Texto fornecido -
● ● ●
Equipe do Museu Histórico Willy Barth digitaliza acervo dos pioneiros

Desde o início da pandemia, mediante determinação da Secretaria da Cultura, o Museu Histórico Willy Barth fechou as portas para as visitações. Somente trabalhos de pesquisa ao acervo documental – mediante agendamento prévio – e os trabalho internos desenvolvidos pela equipe são as atividades em andamento.

“Sem o atendimento ao público por meio das exposições e visitações, a equipe de trabalho tem otimizado o tempo em trabalhos internos – aqueles que a população não vê o desenvolvimento”, comenta o museólogo, Tiago Graule Machado. “Já conseguimos organizar diversas pendências”.

Um dos trabalhos internos destacado por Machado é a digitalização do cadastro dos pioneiros do município. Ele explica que esse serviço era uma demanda antiga e que essa reorganização irá permitir que a pesquisa seja realizada com mais facilidade e agilidade.

“Conseguimos concluir a digitalização dos 1.100 cadastros. Com isso, o próximo passo é atualizar e preencher dados pendentes. Antes desse trabalho era preciso pesquisar pasta por pasta para encontrar o pioneiro citado, agora, com a digitalização isso acontece em praticamente dois segundos”, esclarece o museólogo.

MAIS ACERVOS DIGITALIZADOS – Segundo Machado, existe a projeção de ampliar essa digitalização para outros acervos, por exemplo, de fotografia. Ele explica que para dar continuidade nesse processo, o Museu precisa dispor de mais recursos, especialmente, em termos de equipamentos, para que o trabalho seja feito com excelência.

“Essas questões serão definidas no futuro. Sabemos que o momento exige que o poder público tenha um olhar voltado ao combate de pandemia e, consequentemente, direcionamento de recursos. Esperamos que logo essa situação esteja controlada e quando a pandemia passar voltaremos as visitações”, finaliza.
● ● ●
Dados fornecidos -

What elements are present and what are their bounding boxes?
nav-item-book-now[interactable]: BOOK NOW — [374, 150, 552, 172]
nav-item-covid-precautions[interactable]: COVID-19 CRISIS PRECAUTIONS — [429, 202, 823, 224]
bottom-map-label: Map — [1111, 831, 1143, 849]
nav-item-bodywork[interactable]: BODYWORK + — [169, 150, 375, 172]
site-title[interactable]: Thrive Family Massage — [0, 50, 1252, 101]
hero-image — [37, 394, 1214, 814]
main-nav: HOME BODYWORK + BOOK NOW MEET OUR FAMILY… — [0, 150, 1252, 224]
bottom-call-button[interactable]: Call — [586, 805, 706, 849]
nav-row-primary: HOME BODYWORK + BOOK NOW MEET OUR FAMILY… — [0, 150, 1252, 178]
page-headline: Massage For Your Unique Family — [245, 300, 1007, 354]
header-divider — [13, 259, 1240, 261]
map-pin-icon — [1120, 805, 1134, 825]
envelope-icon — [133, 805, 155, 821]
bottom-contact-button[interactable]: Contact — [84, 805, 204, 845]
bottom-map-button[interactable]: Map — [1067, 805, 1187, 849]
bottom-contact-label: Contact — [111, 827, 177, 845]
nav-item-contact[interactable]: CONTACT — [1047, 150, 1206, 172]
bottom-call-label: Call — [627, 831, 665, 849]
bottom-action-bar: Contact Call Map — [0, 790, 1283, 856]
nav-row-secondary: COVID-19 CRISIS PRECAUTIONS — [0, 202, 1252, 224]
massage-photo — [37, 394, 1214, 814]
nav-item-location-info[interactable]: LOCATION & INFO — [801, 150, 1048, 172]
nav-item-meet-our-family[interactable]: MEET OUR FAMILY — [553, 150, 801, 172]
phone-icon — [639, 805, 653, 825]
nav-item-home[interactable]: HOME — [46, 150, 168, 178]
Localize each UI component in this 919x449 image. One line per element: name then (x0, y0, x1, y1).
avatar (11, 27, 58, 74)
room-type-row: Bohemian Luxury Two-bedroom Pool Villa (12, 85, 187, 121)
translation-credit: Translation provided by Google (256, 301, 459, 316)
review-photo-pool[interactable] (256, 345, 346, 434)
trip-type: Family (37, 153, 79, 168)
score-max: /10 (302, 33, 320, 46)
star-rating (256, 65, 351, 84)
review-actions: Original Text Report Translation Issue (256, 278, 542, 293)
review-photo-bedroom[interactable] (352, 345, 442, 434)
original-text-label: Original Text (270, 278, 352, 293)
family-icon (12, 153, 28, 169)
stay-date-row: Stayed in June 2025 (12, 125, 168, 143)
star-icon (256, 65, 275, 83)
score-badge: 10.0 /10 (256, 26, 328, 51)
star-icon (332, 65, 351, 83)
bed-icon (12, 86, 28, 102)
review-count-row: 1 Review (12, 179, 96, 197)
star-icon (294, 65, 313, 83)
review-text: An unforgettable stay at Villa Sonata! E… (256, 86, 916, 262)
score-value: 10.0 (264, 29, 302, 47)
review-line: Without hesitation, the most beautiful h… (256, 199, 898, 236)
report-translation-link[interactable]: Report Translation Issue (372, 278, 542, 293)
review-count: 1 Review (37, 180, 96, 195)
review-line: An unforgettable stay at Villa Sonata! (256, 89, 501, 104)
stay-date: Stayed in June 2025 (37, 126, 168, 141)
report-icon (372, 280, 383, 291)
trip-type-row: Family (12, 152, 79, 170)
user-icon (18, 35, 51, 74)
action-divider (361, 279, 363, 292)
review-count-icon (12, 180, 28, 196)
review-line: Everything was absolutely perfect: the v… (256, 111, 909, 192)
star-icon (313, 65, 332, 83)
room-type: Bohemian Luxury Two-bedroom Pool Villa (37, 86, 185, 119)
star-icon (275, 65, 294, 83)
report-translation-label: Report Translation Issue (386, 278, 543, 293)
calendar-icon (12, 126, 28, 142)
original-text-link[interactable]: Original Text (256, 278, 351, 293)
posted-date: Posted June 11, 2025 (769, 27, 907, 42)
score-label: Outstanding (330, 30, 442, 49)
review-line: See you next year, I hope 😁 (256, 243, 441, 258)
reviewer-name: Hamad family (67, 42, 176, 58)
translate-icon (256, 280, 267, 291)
● ● ●
Segundo a notícia sobre o Museu Histórico Willy Barth, quantos cadastros de pioneiros a equipe conseguiu digitalizar? Responda em uma frase, por favor. Estas linhas têm outra origem.

A equipe concluiu a digitalização de 1.100 cadastros.